> WRITTEN PROBLEM
Make an exact copy of all the data.

> DATA EXCERPTS
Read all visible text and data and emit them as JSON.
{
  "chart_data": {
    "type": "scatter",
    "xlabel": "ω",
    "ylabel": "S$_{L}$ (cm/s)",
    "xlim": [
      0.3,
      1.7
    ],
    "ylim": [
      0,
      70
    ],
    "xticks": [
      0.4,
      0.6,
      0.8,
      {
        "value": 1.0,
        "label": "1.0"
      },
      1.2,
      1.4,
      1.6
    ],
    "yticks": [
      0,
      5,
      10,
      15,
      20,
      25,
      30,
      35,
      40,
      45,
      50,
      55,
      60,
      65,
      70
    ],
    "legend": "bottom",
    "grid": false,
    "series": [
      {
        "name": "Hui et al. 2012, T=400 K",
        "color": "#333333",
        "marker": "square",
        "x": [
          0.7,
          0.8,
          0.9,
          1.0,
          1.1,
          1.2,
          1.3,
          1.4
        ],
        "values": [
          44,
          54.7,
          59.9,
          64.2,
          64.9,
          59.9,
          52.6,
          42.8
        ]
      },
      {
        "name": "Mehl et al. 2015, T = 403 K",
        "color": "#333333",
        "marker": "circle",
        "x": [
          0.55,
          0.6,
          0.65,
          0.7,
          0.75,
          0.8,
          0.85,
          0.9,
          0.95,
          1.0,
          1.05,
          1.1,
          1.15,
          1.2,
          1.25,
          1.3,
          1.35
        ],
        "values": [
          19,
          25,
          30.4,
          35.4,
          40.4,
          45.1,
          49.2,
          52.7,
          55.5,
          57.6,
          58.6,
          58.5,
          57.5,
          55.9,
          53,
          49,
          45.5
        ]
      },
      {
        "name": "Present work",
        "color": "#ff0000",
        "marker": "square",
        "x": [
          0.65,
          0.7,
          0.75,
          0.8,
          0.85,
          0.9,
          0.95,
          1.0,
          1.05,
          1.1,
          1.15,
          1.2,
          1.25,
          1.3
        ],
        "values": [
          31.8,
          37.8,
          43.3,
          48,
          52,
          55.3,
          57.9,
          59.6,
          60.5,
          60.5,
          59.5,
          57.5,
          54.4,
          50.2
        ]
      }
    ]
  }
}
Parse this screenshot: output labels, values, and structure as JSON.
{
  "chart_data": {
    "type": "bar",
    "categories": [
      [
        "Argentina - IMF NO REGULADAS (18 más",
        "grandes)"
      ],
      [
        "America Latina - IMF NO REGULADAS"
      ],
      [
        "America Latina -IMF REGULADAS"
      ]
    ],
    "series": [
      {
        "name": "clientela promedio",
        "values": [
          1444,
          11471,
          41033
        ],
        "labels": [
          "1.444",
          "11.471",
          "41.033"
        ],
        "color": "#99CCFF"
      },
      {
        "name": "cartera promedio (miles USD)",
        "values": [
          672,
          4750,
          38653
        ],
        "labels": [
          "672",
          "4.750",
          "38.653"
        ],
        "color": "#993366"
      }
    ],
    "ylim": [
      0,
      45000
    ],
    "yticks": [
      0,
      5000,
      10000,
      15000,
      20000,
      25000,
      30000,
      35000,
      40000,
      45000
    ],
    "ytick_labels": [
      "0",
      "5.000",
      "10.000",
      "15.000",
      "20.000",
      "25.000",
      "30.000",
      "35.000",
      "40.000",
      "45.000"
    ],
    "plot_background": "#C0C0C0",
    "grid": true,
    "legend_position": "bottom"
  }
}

> ANSWER TO THE EXERCISE
Read all visible text and data and emit them as JSON.
{
  "chart_data": {
    "type": "scatter",
    "xlabel": "ω",
    "ylabel": "S$_{L}$ (cm/s)",
    "xlim": [
      0.3,
      1.7
    ],
    "ylim": [
      0,
      70
    ],
    "xticks": [
      0.4,
      0.6,
      0.8,
      {
        "value": 1.0,
        "label": "1.0"
      },
      1.2,
      1.4,
      1.6
    ],
    "yticks": [
      0,
      5,
      10,
      15,
      20,
      25,
      30,
      35,
      40,
      45,
      50,
      55,
      60,
      65,
      70
    ],
    "legend": "bottom",
    "grid": false,
    "series": [
      {
        "name": "Hui et al. 2012, T=400 K",
        "color": "#333333",
        "marker": "square",
        "x": [
          0.7,
          0.8,
          0.9,
          1.0,
          1.1,
          1.2,
          1.3,
          1.4
        ],
        "values": [
          44,
          54.7,
          59.9,
          64.2,
          64.9,
          59.9,
          52.6,
          42.8
        ]
      },
      {
        "name": "Mehl et al. 2015, T = 403 K",
        "color": "#333333",
        "marker": "circle",
        "x": [
          0.55,
          0.6,
          0.65,
          0.7,
          0.75,
          0.8,
          0.85,
          0.9,
          0.95,
          1.0,
          1.05,
          1.1,
          1.15,
          1.2,
          1.25,
          1.3,
          1.35
        ],
        "values": [
          19,
          25,
          30.4,
          35.4,
          40.4,
          45.1,
          49.2,
          52.7,
          55.5,
          57.6,
          58.6,
          58.5,
          57.5,
          55.9,
          53,
          49,
          45.5
        ]
      },
      {
        "name": "Present work",
        "color": "#ff0000",
        "marker": "square",
        "x": [
          0.65,
          0.7,
          0.75,
          0.8,
          0.85,
          0.9,
          0.95,
          1.0,
          1.05,
          1.1,
          1.15,
          1.2,
          1.25,
          1.3
        ],
        "values": [
          31.8,
          37.8,
          43.3,
          48,
          52,
          55.3,
          57.9,
          59.6,
          60.5,
          60.5,
          59.5,
          57.5,
          54.4,
          50.2
        ]
      }
    ]
  }
}
Parse this screenshot: output labels, values, and structure as JSON.
{
  "chart_data": {
    "type": "bar",
    "categories": [
      [
        "Argentina - IMF NO REGULADAS (18 más",
        "grandes)"
      ],
      [
        "America Latina - IMF NO REGULADAS"
      ],
      [
        "America Latina -IMF REGULADAS"
      ]
    ],
    "series": [
      {
        "name": "clientela promedio",
        "values": [
          1444,
          11471,
          41033
        ],
        "labels": [
          "1.444",
          "11.471",
          "41.033"
        ],
        "color": "#99CCFF"
      },
      {
        "name": "cartera promedio (miles USD)",
        "values": [
          672,
          4750,
          38653
        ],
        "labels": [
          "672",
          "4.750",
          "38.653"
        ],
        "color": "#993366"
      }
    ],
    "ylim": [
      0,
      45000
    ],
    "yticks": [
      0,
      5000,
      10000,
      15000,
      20000,
      25000,
      30000,
      35000,
      40000,
      45000
    ],
    "ytick_labels": [
      "0",
      "5.000",
      "10.000",
      "15.000",
      "20.000",
      "25.000",
      "30.000",
      "35.000",
      "40.000",
      "45.000"
    ],
    "plot_background": "#C0C0C0",
    "grid": true,
    "legend_position": "bottom"
  }
}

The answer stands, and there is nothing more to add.